(Source records)

================================

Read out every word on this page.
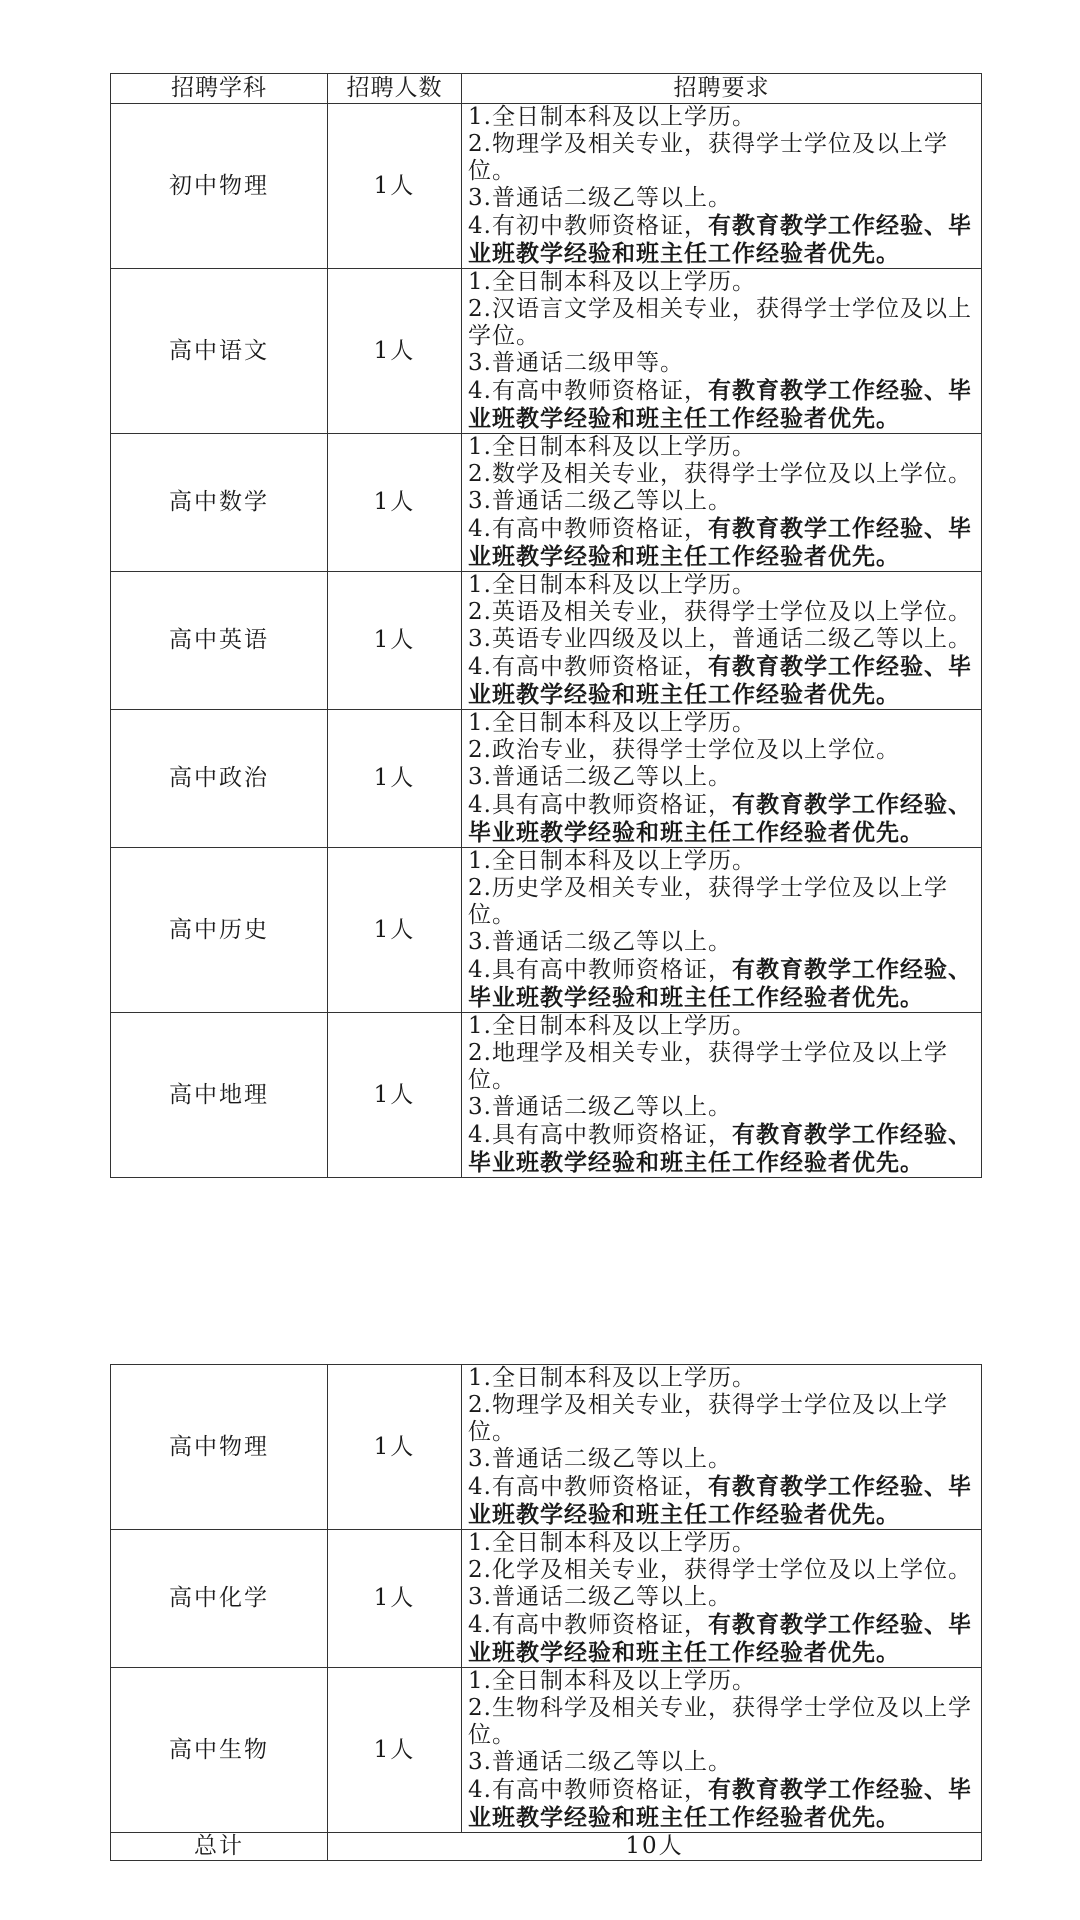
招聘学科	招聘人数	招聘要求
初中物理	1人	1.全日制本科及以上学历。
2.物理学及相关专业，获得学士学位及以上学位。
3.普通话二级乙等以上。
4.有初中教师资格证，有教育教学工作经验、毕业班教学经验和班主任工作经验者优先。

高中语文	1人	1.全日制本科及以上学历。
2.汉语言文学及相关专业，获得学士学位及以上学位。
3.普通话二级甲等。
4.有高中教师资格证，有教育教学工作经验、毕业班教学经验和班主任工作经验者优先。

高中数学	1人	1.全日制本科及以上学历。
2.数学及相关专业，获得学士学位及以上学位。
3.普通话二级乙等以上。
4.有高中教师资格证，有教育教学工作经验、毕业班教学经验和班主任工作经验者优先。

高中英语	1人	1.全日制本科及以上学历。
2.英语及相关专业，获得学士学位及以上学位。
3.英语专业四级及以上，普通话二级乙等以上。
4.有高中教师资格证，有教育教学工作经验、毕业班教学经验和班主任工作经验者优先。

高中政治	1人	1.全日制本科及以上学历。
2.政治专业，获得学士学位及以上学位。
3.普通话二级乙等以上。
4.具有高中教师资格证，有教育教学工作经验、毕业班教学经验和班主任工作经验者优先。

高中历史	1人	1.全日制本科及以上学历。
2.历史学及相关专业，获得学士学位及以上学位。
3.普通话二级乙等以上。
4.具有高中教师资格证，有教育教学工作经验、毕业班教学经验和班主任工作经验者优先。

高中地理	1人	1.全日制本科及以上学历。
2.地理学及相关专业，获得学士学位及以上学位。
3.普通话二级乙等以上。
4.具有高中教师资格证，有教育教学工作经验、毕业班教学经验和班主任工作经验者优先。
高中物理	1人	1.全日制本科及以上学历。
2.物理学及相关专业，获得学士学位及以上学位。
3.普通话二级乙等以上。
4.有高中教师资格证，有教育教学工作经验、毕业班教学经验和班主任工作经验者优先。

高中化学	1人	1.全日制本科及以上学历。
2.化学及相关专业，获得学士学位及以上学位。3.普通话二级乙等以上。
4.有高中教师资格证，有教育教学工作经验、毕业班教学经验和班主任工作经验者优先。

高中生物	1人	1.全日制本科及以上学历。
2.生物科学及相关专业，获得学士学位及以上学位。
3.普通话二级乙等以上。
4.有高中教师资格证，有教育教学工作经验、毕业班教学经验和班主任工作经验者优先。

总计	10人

================================

Note how many lines in the material hold the word "获得学士学位及以上学位", and give that number with nothing added.

10